Set task: Check every line of the material below for the string "имущественную", and return the ones that have it.

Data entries
------------------------------------------------------------------------
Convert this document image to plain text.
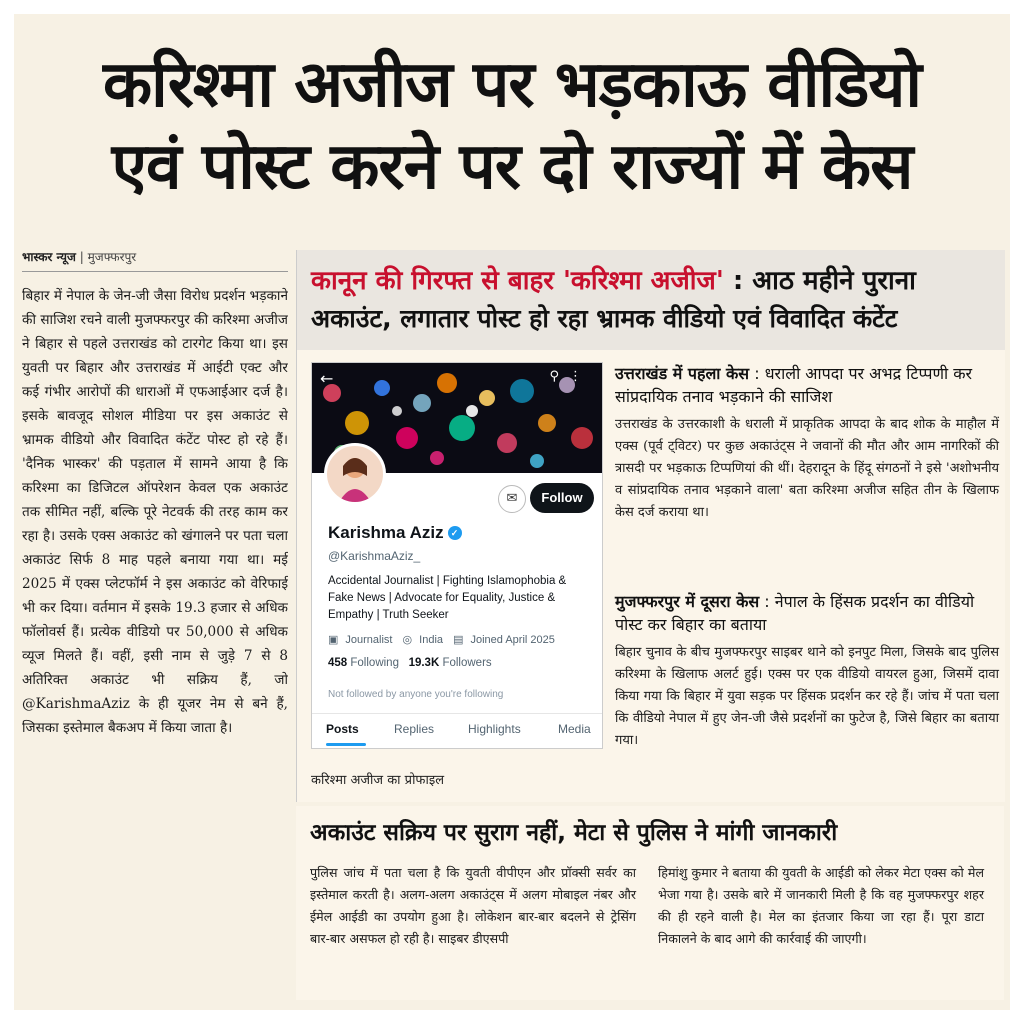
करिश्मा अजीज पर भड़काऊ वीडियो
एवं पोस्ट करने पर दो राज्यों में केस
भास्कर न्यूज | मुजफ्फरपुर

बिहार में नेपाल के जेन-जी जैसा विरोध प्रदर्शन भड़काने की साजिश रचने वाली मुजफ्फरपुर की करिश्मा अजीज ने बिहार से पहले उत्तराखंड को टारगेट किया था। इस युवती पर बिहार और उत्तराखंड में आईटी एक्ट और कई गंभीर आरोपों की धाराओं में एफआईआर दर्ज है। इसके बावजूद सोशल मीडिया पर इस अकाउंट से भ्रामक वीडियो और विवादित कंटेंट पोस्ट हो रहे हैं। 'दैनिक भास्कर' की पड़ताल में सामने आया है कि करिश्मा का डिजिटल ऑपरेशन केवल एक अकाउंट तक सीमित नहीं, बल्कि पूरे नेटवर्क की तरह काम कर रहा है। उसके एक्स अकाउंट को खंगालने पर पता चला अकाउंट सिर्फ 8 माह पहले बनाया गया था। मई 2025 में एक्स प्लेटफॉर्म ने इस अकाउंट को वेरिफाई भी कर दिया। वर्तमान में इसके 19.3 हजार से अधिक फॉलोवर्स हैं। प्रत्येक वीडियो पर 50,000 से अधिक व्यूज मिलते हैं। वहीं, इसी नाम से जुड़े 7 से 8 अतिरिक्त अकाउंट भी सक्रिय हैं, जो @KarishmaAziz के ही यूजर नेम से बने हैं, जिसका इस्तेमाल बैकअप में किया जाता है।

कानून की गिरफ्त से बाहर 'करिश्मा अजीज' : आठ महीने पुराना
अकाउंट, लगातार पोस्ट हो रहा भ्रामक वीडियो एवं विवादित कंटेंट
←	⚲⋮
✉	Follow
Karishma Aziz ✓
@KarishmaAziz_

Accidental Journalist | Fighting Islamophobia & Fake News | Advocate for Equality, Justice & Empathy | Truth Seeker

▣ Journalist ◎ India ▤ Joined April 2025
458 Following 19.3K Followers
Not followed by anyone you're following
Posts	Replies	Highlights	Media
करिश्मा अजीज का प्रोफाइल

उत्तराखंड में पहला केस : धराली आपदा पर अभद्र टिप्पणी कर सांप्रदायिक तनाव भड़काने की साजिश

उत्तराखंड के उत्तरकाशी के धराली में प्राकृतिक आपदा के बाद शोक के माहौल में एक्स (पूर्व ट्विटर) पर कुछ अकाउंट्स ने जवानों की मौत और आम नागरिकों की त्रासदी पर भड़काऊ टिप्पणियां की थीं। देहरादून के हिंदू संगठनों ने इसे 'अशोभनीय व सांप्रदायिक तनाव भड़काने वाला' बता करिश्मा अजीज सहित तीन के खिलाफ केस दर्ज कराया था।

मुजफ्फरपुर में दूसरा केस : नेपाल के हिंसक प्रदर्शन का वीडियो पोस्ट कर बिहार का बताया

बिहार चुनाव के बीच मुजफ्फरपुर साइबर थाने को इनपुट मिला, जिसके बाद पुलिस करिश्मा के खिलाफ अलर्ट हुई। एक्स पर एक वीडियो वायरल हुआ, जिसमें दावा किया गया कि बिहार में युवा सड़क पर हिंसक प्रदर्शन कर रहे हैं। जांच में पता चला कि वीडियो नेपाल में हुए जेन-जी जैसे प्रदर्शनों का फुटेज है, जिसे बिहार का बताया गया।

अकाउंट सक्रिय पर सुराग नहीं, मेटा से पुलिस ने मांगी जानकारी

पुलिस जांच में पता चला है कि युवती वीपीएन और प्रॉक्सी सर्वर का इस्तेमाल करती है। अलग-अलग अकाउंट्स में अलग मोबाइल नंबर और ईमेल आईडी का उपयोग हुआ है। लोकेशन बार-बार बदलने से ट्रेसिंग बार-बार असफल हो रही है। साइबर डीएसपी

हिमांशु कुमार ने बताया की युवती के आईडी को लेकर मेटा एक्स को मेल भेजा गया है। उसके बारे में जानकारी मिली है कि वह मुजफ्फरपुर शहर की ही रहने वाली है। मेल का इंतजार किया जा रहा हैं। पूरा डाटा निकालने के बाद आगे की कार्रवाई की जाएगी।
------------------------------------------------------------------------
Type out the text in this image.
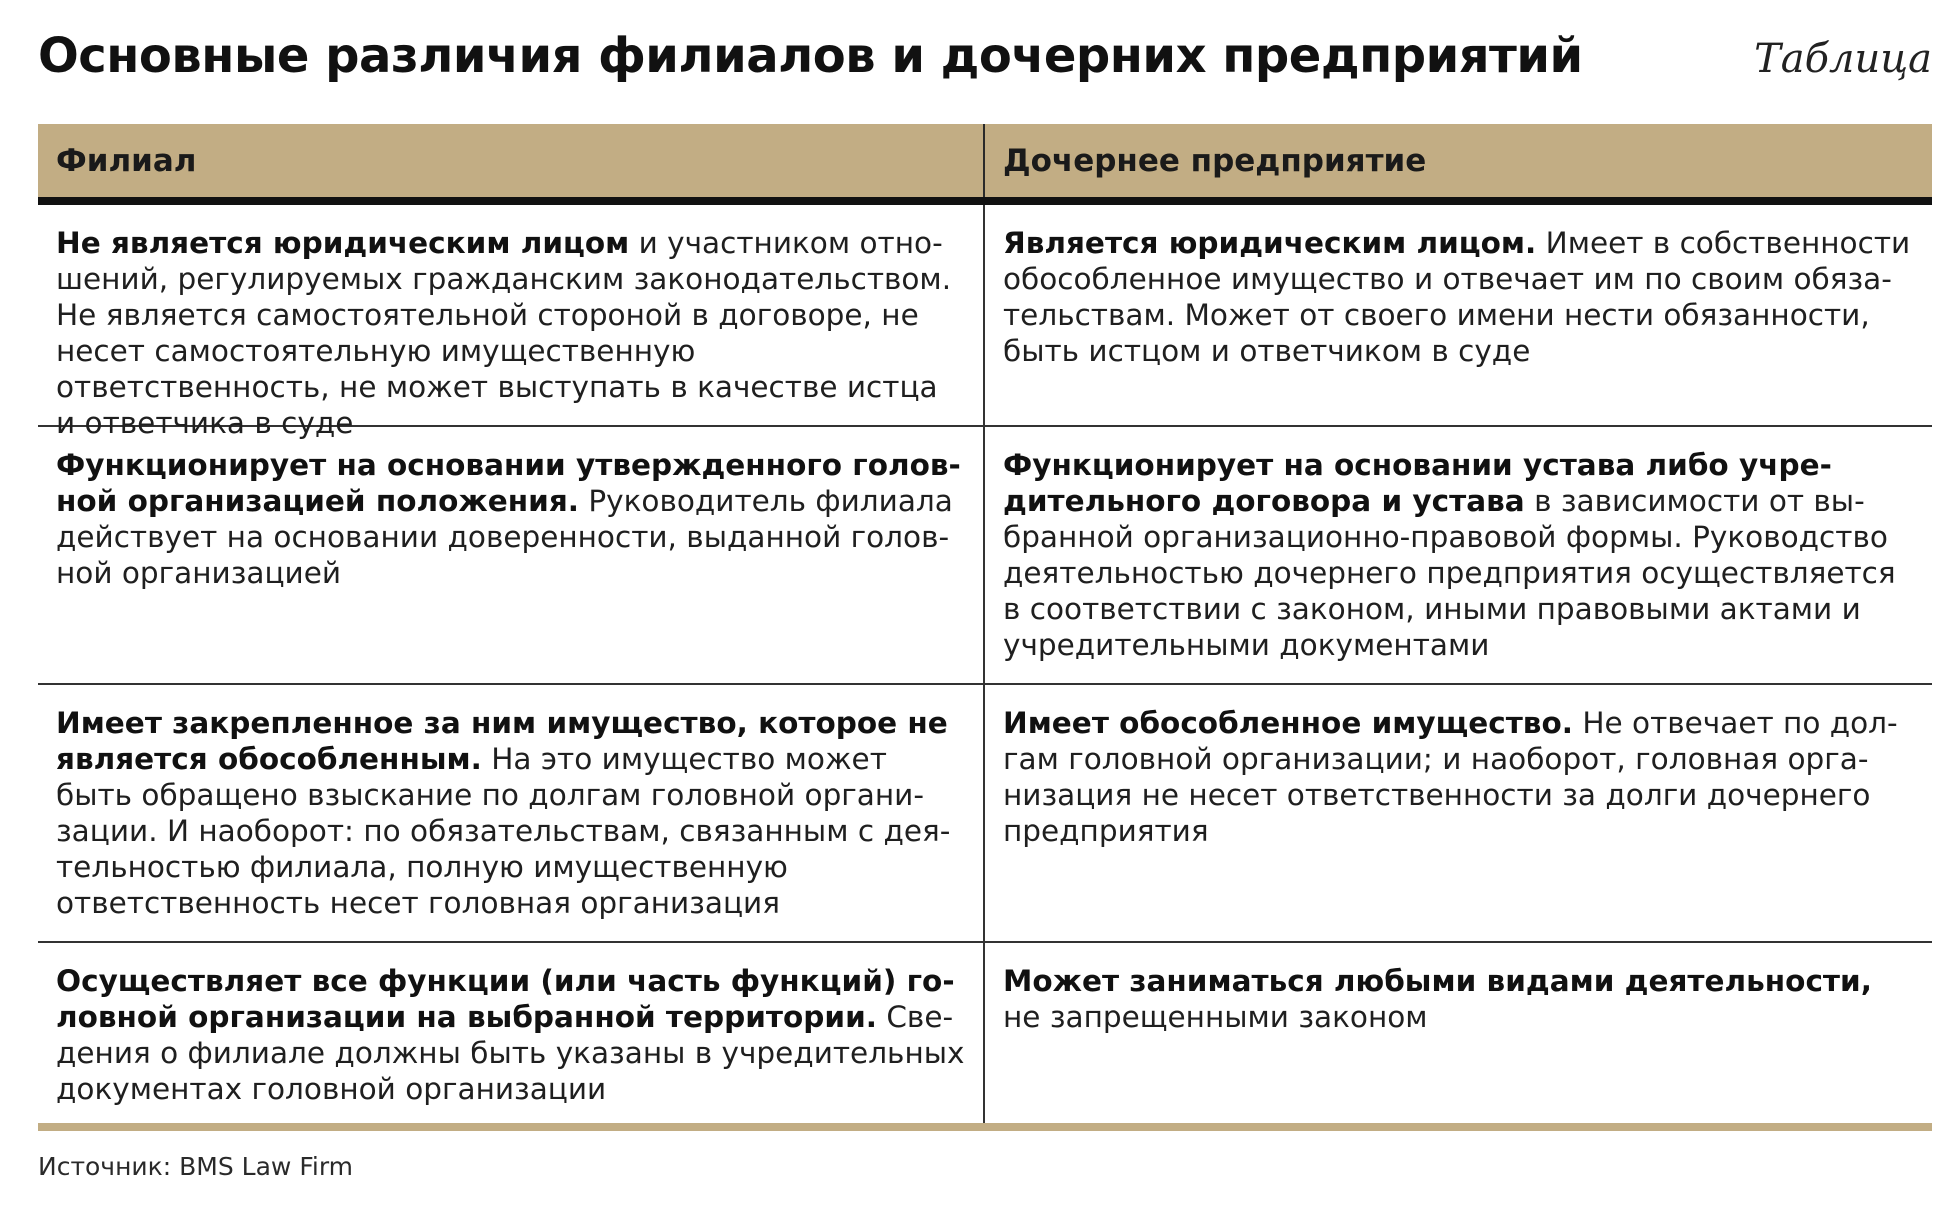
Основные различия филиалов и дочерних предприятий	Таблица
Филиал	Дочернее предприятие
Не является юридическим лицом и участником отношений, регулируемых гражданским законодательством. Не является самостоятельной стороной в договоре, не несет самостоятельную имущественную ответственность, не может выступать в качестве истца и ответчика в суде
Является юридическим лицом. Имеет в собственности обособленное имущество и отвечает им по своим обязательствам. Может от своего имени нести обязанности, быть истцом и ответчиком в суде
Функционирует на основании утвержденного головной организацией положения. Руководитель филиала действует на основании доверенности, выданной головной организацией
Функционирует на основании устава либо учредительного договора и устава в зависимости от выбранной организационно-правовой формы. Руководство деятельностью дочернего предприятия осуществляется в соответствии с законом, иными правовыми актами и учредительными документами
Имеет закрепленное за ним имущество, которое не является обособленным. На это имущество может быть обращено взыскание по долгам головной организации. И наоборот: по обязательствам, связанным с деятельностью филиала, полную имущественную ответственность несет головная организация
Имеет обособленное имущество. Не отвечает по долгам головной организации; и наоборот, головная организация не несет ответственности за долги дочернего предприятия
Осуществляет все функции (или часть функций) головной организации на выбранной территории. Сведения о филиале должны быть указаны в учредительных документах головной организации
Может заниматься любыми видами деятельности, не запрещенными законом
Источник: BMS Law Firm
------------------------------------------------------------------------
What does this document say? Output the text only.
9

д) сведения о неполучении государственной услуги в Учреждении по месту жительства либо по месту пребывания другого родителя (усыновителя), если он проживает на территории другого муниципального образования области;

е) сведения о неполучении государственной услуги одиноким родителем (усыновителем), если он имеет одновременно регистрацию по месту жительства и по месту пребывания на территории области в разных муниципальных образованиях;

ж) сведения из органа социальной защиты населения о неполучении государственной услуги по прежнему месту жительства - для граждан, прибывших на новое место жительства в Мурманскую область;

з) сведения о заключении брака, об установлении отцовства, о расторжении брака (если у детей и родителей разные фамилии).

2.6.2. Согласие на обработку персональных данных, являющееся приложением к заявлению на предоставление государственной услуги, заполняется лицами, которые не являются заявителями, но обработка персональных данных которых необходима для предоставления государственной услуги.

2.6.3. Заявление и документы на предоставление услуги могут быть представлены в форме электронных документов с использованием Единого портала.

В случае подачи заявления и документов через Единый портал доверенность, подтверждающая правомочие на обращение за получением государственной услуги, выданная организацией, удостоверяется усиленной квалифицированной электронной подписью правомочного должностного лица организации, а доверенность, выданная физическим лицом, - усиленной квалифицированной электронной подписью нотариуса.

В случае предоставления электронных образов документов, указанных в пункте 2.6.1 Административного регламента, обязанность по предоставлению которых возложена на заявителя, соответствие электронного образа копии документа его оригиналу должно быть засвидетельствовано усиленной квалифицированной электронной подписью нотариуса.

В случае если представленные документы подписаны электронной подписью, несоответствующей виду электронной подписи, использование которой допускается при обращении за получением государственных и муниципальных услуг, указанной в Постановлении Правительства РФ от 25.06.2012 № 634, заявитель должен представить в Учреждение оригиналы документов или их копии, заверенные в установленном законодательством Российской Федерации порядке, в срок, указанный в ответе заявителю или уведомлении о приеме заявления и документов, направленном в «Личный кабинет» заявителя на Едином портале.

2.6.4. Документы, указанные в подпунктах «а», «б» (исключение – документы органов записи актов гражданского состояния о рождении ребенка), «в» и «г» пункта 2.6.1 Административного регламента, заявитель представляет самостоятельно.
------------------------------------------------------------------------
Right answer:
Не является юридическим лицом и участником отношений, регулируемых гражданским законодательством. Не является самостоятельной стороной в договоре, не несет самостоятельную имущественную ответственность, не может выступать в качестве истца и ответчика в суде
Имеет закрепленное за ним имущество, которое не является обособленным. На это имущество может быть обращено взыскание по долгам головной организации. И наоборот: по обязательствам, связанным с деятельностью филиала, полную имущественную ответственность несет головная организация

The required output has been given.